* start DATA ROWS *

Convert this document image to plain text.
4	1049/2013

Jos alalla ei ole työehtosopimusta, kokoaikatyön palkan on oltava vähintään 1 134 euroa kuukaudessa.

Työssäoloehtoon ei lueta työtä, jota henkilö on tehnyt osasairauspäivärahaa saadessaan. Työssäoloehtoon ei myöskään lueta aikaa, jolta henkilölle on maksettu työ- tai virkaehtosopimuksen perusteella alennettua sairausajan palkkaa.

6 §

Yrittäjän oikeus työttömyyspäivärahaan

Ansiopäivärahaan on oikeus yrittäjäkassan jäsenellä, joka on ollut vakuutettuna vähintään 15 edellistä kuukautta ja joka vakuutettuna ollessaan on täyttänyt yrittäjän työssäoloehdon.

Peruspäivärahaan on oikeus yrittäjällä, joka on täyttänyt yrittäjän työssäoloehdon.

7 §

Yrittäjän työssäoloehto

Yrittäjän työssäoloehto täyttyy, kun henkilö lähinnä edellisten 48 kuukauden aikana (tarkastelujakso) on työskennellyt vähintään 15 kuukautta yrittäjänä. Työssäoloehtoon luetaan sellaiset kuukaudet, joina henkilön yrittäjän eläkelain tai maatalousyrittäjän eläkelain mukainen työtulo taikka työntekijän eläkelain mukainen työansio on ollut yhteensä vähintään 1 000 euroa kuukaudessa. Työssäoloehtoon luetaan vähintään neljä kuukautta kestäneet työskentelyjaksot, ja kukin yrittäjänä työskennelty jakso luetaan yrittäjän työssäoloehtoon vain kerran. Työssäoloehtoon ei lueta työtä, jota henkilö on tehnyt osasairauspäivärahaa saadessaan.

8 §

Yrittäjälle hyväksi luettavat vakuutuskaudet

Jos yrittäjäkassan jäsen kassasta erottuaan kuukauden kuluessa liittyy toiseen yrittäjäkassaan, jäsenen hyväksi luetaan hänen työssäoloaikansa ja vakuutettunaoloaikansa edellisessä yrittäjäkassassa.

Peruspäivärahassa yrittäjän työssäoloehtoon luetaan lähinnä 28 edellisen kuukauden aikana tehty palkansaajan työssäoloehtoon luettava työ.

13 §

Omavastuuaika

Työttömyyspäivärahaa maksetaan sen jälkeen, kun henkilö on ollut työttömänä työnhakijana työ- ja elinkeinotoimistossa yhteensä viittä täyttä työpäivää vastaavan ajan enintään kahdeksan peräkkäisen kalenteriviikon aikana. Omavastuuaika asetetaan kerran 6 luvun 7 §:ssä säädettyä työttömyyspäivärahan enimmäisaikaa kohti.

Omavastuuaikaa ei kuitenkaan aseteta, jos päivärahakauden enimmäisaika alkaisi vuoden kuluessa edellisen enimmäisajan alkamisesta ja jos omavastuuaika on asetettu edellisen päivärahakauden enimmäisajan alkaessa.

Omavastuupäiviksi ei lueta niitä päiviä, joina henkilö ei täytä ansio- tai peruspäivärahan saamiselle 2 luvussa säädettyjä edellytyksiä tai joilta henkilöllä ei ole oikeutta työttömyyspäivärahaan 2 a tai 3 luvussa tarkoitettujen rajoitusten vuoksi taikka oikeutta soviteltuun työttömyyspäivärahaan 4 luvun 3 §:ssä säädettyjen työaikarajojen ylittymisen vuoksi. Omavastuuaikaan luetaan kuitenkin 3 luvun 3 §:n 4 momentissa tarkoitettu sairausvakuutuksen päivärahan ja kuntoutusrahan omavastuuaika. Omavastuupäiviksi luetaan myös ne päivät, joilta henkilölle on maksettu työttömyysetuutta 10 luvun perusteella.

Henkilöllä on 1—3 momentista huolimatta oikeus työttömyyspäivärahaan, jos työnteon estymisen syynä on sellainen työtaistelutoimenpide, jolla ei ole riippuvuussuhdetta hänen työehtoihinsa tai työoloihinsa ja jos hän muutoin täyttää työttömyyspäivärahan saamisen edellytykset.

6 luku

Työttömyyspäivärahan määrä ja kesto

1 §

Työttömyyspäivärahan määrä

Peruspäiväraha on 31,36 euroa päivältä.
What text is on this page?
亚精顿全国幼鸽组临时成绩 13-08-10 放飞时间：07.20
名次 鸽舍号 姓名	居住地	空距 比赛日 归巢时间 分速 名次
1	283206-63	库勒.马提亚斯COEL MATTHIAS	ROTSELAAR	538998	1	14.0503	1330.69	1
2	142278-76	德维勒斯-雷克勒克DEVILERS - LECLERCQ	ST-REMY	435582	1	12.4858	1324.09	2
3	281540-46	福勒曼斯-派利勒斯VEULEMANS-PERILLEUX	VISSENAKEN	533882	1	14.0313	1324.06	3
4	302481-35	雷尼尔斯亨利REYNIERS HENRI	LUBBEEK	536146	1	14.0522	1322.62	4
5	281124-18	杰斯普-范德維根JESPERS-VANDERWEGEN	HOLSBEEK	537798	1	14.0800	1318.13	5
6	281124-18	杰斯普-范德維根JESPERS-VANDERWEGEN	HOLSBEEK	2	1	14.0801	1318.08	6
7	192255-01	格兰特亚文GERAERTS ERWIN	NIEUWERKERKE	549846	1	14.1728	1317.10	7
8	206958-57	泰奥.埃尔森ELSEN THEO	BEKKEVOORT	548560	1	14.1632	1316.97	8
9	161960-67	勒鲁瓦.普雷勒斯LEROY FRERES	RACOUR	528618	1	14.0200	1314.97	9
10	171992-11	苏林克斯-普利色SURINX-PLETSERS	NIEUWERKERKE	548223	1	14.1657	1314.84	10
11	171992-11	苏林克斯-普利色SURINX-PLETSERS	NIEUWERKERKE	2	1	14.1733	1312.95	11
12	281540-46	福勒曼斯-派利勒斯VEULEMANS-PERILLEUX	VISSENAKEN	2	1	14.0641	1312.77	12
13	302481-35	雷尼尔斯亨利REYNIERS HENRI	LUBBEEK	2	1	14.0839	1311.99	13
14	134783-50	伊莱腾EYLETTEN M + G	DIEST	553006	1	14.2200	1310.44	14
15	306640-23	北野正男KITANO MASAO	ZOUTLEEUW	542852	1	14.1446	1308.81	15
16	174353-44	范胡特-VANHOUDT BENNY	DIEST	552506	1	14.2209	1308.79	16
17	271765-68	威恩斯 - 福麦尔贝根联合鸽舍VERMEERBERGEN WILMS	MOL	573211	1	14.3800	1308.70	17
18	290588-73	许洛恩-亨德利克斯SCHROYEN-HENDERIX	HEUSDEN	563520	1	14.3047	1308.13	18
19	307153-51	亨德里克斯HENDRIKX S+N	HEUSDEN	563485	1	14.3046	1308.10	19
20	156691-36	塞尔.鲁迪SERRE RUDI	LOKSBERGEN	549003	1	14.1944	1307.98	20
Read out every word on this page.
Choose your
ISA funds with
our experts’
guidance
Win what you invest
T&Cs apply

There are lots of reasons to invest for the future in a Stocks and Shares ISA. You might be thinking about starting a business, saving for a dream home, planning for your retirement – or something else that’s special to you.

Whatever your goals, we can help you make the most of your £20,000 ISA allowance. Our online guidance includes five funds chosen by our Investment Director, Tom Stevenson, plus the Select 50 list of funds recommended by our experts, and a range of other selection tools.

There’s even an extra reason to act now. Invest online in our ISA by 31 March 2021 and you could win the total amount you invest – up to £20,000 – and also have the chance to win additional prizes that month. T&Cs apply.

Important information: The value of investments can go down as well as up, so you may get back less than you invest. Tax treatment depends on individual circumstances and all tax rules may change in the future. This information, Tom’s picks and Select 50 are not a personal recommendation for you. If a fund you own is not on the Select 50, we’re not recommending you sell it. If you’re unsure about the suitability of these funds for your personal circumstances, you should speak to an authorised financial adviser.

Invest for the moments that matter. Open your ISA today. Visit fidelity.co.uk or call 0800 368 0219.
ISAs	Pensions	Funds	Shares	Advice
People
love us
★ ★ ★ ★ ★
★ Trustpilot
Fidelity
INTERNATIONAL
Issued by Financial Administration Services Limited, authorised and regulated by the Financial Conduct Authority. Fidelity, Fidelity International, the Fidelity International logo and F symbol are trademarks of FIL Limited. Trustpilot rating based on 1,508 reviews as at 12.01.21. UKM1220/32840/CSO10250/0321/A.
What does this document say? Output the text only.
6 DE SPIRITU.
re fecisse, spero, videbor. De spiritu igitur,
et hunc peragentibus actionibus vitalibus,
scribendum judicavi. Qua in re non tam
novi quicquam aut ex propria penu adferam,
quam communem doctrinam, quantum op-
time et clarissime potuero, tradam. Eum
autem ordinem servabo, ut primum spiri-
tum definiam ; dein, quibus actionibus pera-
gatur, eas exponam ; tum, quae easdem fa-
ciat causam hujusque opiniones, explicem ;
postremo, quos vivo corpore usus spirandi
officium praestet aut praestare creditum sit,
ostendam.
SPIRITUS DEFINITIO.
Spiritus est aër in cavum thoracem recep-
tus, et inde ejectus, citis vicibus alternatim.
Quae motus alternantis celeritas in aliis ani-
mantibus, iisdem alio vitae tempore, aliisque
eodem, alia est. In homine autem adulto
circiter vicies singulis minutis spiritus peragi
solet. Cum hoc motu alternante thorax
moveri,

* end DATA ROWS *

WORK TO BE COMPLETED | In the records shown above, how many lines include the word "työtä"? Answer with the number only.

FINAL RESULT | 2